(Source records)

- - -

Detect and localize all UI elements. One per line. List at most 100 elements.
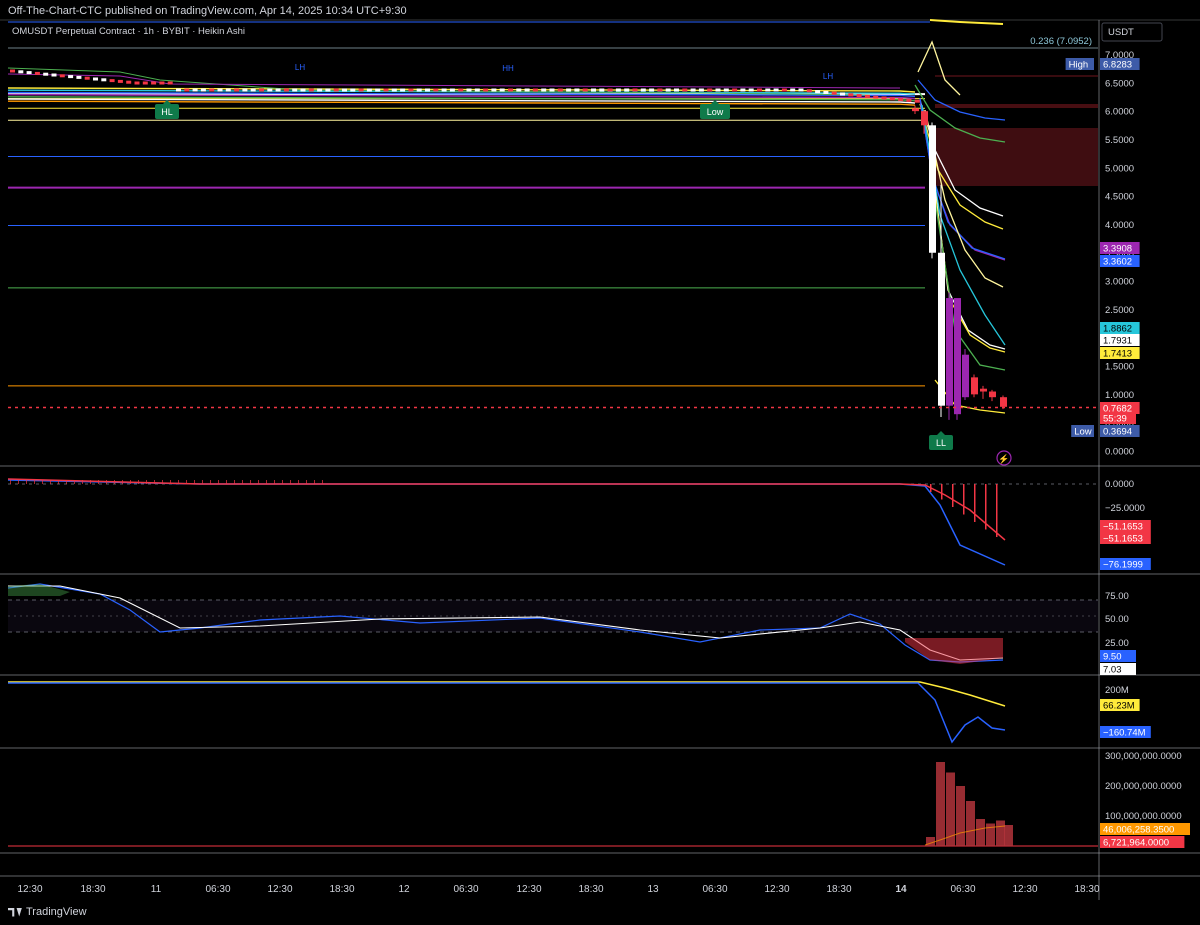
macd-histogram-bar — [42, 480, 43, 484]
candle — [690, 88, 696, 92]
candle — [34, 71, 40, 75]
candle — [242, 88, 248, 92]
macd-histogram-bar — [90, 480, 91, 484]
supply-zone — [935, 128, 1098, 186]
candle-body — [962, 354, 969, 398]
macd-histogram-bar — [178, 480, 179, 484]
time-tick-label: 12 — [398, 884, 410, 895]
macd-histogram-bar — [322, 480, 323, 484]
tradingview-logo[interactable]: TradingView — [8, 906, 87, 918]
time-tick-label: 06:30 — [950, 884, 975, 895]
price-tick-label: 4.5000 — [1105, 192, 1134, 203]
macd-histogram-bar — [963, 484, 965, 515]
volume-bar — [966, 801, 975, 846]
tradingview-logo-icon — [8, 907, 22, 917]
candle — [541, 88, 547, 92]
time-tick-label: 06:30 — [205, 884, 230, 895]
marker-low: Low — [707, 107, 724, 117]
candle — [549, 88, 555, 92]
candle — [499, 88, 505, 92]
candle — [466, 88, 472, 92]
brand-text: TradingView — [26, 906, 87, 918]
candle — [292, 88, 298, 92]
candle — [707, 88, 713, 92]
time-tick-label: 11 — [151, 884, 162, 895]
macd-histogram-bar — [996, 484, 998, 537]
macd-histogram-bar — [58, 480, 59, 484]
macd-histogram-bar — [186, 480, 187, 484]
candle — [441, 88, 447, 92]
candle — [283, 88, 289, 92]
candle — [101, 78, 107, 82]
candle — [126, 80, 132, 84]
candle-body — [946, 298, 953, 406]
macd-histogram-bar — [941, 484, 943, 500]
candle — [491, 88, 497, 92]
candle — [715, 88, 721, 92]
candle-body — [921, 111, 928, 126]
candle — [176, 88, 181, 92]
time-tick-label: 13 — [647, 884, 659, 895]
candle — [408, 88, 414, 92]
candle-body — [929, 125, 936, 253]
candle — [391, 88, 397, 92]
macd-histogram-bar — [146, 480, 147, 484]
candle — [425, 88, 430, 92]
price-tag-3: 1.8862 — [1103, 324, 1132, 335]
candle — [449, 88, 455, 92]
candle — [308, 88, 314, 92]
time-tick-label: 14 — [895, 884, 907, 895]
price-tag-1: 3.3908 — [1103, 244, 1132, 255]
volume-tag-0: 46,006,258.3500 — [1103, 825, 1174, 836]
candle — [557, 88, 563, 92]
chart-title: OMUSDT Perpetual Contract · 1h · BYBIT ·… — [12, 26, 245, 37]
candle — [68, 75, 74, 79]
price-tick-label: 3.0000 — [1105, 277, 1134, 288]
candle — [781, 88, 787, 92]
candle — [640, 88, 646, 92]
candle — [864, 94, 870, 98]
candle — [508, 88, 513, 92]
macd-histogram-bar — [234, 480, 235, 484]
candle — [184, 88, 190, 92]
chart-canvas[interactable]: OMUSDT Perpetual Contract · 1h · BYBIT ·… — [0, 0, 1200, 925]
candle — [10, 69, 15, 73]
macd-histogram-bar — [210, 480, 211, 484]
candle — [806, 89, 812, 93]
candle — [823, 90, 829, 94]
time-tick-label: 18:30 — [1074, 884, 1099, 895]
candle — [740, 88, 746, 92]
macd-tick-label: 0.0000 — [1105, 479, 1134, 490]
price-tag-0: 6.8283 — [1103, 60, 1132, 71]
price-tick-label: 1.0000 — [1105, 390, 1134, 401]
candle-body — [1000, 397, 1007, 407]
macd-histogram-bar — [985, 484, 987, 530]
candle — [159, 81, 165, 85]
alert-icon-glyph: ⚡ — [998, 453, 1009, 465]
candle — [416, 88, 422, 92]
volume-tick-label: 300,000,000.0000 — [1105, 751, 1182, 762]
time-tick-label: 06:30 — [453, 884, 478, 895]
candle — [342, 88, 347, 92]
marker-hh: HH — [502, 64, 514, 73]
candle — [624, 88, 630, 92]
macd-tag-0: −51.1653 — [1103, 522, 1143, 533]
candle — [524, 88, 530, 92]
supply-line — [935, 104, 1098, 108]
candle-body — [989, 391, 996, 398]
candle — [43, 72, 49, 76]
macd-histogram-bar — [250, 480, 251, 484]
macd-histogram-bar — [194, 480, 195, 484]
price-tag-label: Low — [1074, 427, 1092, 438]
macd-histogram-bar — [202, 480, 203, 484]
candle — [18, 70, 24, 74]
candle-body — [980, 388, 987, 392]
candle — [300, 88, 306, 92]
candle — [200, 88, 206, 92]
macd-histogram-bar — [274, 480, 275, 484]
marker-arrow — [937, 431, 945, 435]
macd-histogram-bar — [130, 480, 131, 484]
candle — [856, 94, 862, 98]
candle — [840, 92, 845, 96]
candle — [889, 97, 895, 101]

- - -

▶ WHAT IS ASKED: Render every line of the records above as a Markdown table with the columns "No." and "Entry". Skip blank lines and leave the pictures out.

▶ THE SOLUTION:
| No. | Entry |
|---|---|
| 1 | Detect and localize all UI elements. One per line. List at most 100 elements. |
| 2 | macd-histogram-bar — [42, 480, 43, 484] |
| 3 | candle — [690, 88, 696, 92] |
| 4 | candle — [34, 71, 40, 75] |
| 5 | candle — [242, 88, 248, 92] |
| 6 | macd-histogram-bar — [90, 480, 91, 484] |
| 7 | supply-zone — [935, 128, 1098, 186] |
| 8 | candle-body — [962, 354, 969, 398] |
| 9 | macd-histogram-bar — [178, 480, 179, 484] |
| 10 | time-tick-label: 12 — [398, 884, 410, 895] |
| 11 | macd-histogram-bar — [322, 480, 323, 484] |
| 12 | tradingview-logo[interactable]: TradingView — [8, 906, 87, 918] |
| 13 | time-tick-label: 06:30 — [950, 884, 975, 895] |
| 14 | price-tick-label: 4.5000 — [1105, 192, 1134, 203] |
| 15 | macd-histogram-bar — [963, 484, 965, 515] |
| 16 | volume-bar — [966, 801, 975, 846] |
| 17 | tradingview-logo-icon — [8, 907, 22, 917] |
| 18 | candle — [541, 88, 547, 92] |
| 19 | time-tick-label: 06:30 — [205, 884, 230, 895] |
| 20 | marker-low: Low — [707, 107, 724, 117] |
| 21 | candle — [549, 88, 555, 92] |
| 22 | candle — [499, 88, 505, 92] |
| 23 | candle — [466, 88, 472, 92] |
| 24 | brand-text: TradingView — [26, 906, 87, 918] |
| 25 | candle — [292, 88, 298, 92] |
| 26 | candle — [707, 88, 713, 92] |
| 27 | time-tick-label: 11 — [151, 884, 162, 895] |
| 28 | macd-histogram-bar — [996, 484, 998, 537] |
| 29 | macd-histogram-bar — [58, 480, 59, 484] |
| 30 | macd-histogram-bar — [186, 480, 187, 484] |
| 31 | candle — [441, 88, 447, 92] |
| 32 | candle — [283, 88, 289, 92] |
| 33 | candle — [101, 78, 107, 82] |
| 34 | candle — [126, 80, 132, 84] |
| 35 | candle-body — [946, 298, 953, 406] |
| 36 | macd-histogram-bar — [941, 484, 943, 500] |
| 37 | candle — [491, 88, 497, 92] |
| 38 | candle — [715, 88, 721, 92] |
| 39 | candle-body — [921, 111, 928, 126] |
| 40 | candle — [176, 88, 181, 92] |
| 41 | time-tick-label: 13 — [647, 884, 659, 895] |
| 42 | candle — [408, 88, 414, 92] |
| 43 | candle-body — [929, 125, 936, 253] |
| 44 | candle — [391, 88, 397, 92] |
| 45 | macd-histogram-bar — [146, 480, 147, 484] |
| 46 | candle — [425, 88, 430, 92] |
| 47 | price-tag-3: 1.8862 — [1103, 324, 1132, 335] |
| 48 | candle — [449, 88, 455, 92] |
| 49 | candle — [308, 88, 314, 92] |
| 50 | time-tick-label: 14 — [895, 884, 907, 895] |
| 51 | price-tag-1: 3.3908 — [1103, 244, 1132, 255] |
| 52 | volume-tag-0: 46,006,258.3500 — [1103, 825, 1174, 836] |
| 53 | candle — [557, 88, 563, 92] |
| 54 | chart-title: OMUSDT Perpetual Contract · 1h · BYBIT ·… — [12, 26, 245, 37] |
| 55 | candle — [68, 75, 74, 79] |
| 56 | price-tick-label: 3.0000 — [1105, 277, 1134, 288] |
| 57 | candle — [781, 88, 787, 92] |
| 58 | candle — [640, 88, 646, 92] |
| 59 | candle — [864, 94, 870, 98] |
| 60 | candle — [508, 88, 513, 92] |
| 61 | macd-histogram-bar — [234, 480, 235, 484] |
| 62 | candle — [184, 88, 190, 92] |
| 63 | chart-canvas[interactable]: OMUSDT Perpetual Contract · 1h · BYBIT ·… — [0, 0, 1200, 925] |
| 64 | candle — [10, 69, 15, 73] |
| 65 | macd-histogram-bar — [210, 480, 211, 484] |
| 66 | candle — [806, 89, 812, 93] |
| 67 | candle — [823, 90, 829, 94] |
| 68 | time-tick-label: 18:30 — [1074, 884, 1099, 895] |
| 69 | candle — [740, 88, 746, 92] |
| 70 | macd-tick-label: 0.0000 — [1105, 479, 1134, 490] |
| 71 | price-tag-0: 6.8283 — [1103, 60, 1132, 71] |
| 72 | price-tick-label: 1.0000 — [1105, 390, 1134, 401] |
| 73 | candle-body — [1000, 397, 1007, 407] |
| 74 | macd-histogram-bar — [985, 484, 987, 530] |
| 75 | candle — [159, 81, 165, 85] |
| 76 | alert-icon-glyph: ⚡ — [998, 453, 1009, 465] |
| 77 | candle — [416, 88, 422, 92] |
| 78 | volume-tick-label: 300,000,000.0000 — [1105, 751, 1182, 762] |
| 79 | time-tick-label: 06:30 — [453, 884, 478, 895] |
| 80 | candle — [342, 88, 347, 92] |
| 81 | marker-hh: HH — [502, 64, 514, 73] |
| 82 | candle — [624, 88, 630, 92] |
| 83 | macd-tag-0: −51.1653 — [1103, 522, 1143, 533] |
| 84 | candle — [524, 88, 530, 92] |
| 85 | supply-line — [935, 104, 1098, 108] |
| 86 | candle-body — [989, 391, 996, 398] |
| 87 | candle — [43, 72, 49, 76] |
| 88 | macd-histogram-bar — [250, 480, 251, 484] |
| 89 | macd-histogram-bar — [194, 480, 195, 484] |
| 90 | price-tag-label: Low — [1074, 427, 1092, 438] |
| 91 | macd-histogram-bar — [202, 480, 203, 484] |
| 92 | candle — [18, 70, 24, 74] |
| 93 | candle-body — [980, 388, 987, 392] |
| 94 | candle — [300, 88, 306, 92] |
| 95 | candle — [200, 88, 206, 92] |
| 96 | macd-histogram-bar — [274, 480, 275, 484] |
| 97 | marker-arrow — [937, 431, 945, 435] |
| 98 | macd-histogram-bar — [130, 480, 131, 484] |
| 99 | candle — [856, 94, 862, 98] |
| 100 | candle — [840, 92, 845, 96] |
| 101 | candle — [889, 97, 895, 101] |